== TO DO ==
Among the entries, which lines carry the string "μέσα"? Copy each of them.

== AVAILABLE RECORDS ==
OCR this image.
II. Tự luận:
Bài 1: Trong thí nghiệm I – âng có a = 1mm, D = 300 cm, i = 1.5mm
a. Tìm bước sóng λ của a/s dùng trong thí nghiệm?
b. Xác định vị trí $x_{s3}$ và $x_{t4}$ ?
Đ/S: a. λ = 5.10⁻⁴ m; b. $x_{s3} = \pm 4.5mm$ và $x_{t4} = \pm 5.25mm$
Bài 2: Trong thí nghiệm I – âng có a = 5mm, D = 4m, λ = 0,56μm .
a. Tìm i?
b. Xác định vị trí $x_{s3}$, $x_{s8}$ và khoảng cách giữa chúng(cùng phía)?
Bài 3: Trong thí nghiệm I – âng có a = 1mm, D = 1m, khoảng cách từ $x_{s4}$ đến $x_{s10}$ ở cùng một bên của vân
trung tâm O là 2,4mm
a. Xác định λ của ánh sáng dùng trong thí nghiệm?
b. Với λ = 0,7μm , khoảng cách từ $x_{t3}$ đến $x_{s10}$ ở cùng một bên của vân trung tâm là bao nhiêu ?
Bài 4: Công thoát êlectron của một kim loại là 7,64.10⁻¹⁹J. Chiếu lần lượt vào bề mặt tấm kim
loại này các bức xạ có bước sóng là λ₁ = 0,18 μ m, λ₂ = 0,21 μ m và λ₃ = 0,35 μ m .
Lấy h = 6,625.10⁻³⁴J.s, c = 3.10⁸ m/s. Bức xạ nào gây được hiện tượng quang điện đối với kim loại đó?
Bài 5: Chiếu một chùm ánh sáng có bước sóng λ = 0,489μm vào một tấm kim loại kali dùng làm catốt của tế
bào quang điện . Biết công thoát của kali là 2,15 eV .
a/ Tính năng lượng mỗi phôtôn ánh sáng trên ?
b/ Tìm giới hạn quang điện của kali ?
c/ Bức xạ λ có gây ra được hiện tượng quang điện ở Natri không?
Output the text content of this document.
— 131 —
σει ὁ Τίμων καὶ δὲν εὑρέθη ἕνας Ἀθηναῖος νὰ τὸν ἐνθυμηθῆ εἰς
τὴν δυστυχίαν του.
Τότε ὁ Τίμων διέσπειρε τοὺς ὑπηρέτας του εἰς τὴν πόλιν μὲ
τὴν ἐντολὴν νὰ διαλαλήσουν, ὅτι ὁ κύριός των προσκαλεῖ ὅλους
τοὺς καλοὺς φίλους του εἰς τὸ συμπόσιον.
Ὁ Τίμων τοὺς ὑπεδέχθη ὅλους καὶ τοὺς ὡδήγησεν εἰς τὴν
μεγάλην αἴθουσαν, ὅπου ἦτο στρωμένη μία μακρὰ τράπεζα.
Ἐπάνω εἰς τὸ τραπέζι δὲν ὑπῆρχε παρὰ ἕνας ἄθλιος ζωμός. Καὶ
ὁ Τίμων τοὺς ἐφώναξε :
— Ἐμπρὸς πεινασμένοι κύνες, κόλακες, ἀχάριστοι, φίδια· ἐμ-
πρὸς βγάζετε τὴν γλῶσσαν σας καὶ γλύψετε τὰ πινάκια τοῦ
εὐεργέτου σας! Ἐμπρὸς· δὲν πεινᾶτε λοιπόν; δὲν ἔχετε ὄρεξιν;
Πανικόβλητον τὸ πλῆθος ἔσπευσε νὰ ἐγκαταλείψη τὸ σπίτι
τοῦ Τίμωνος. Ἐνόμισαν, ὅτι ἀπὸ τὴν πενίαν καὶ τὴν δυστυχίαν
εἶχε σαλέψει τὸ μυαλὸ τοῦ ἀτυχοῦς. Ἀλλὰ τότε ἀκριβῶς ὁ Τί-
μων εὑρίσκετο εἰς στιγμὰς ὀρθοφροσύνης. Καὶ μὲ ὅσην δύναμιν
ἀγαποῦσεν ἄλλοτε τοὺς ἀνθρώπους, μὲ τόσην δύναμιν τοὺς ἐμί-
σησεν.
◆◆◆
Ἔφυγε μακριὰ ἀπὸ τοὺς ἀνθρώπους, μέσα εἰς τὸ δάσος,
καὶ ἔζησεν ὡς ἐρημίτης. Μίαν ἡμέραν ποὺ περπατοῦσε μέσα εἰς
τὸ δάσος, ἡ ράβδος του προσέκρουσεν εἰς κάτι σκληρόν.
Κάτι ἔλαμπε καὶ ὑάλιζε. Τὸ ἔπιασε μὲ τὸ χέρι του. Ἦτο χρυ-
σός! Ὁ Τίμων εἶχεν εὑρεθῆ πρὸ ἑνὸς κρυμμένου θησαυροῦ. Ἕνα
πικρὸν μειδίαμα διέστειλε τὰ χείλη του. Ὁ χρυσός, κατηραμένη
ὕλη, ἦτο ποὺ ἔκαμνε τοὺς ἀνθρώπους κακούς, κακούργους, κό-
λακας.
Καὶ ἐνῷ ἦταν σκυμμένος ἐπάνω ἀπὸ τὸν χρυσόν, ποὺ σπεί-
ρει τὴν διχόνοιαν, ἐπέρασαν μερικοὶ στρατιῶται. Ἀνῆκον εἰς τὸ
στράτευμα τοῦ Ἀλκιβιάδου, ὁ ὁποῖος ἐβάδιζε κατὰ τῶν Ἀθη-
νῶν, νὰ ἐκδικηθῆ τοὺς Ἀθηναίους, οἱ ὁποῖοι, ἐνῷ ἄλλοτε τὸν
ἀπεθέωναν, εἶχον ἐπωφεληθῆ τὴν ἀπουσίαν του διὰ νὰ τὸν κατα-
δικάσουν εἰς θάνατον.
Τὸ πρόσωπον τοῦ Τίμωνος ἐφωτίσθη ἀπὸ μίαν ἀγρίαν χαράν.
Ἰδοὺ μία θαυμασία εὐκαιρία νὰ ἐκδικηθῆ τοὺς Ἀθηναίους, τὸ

== RESPONSE ==
Ἔφυγε μακριὰ ἀπὸ τοὺς ἀνθρώπους, μέσα εἰς τὸ δάσος,
καὶ ἔζησεν ὡς ἐρημίτης. Μίαν ἡμέραν ποὺ περπατοῦσε μέσα εἰς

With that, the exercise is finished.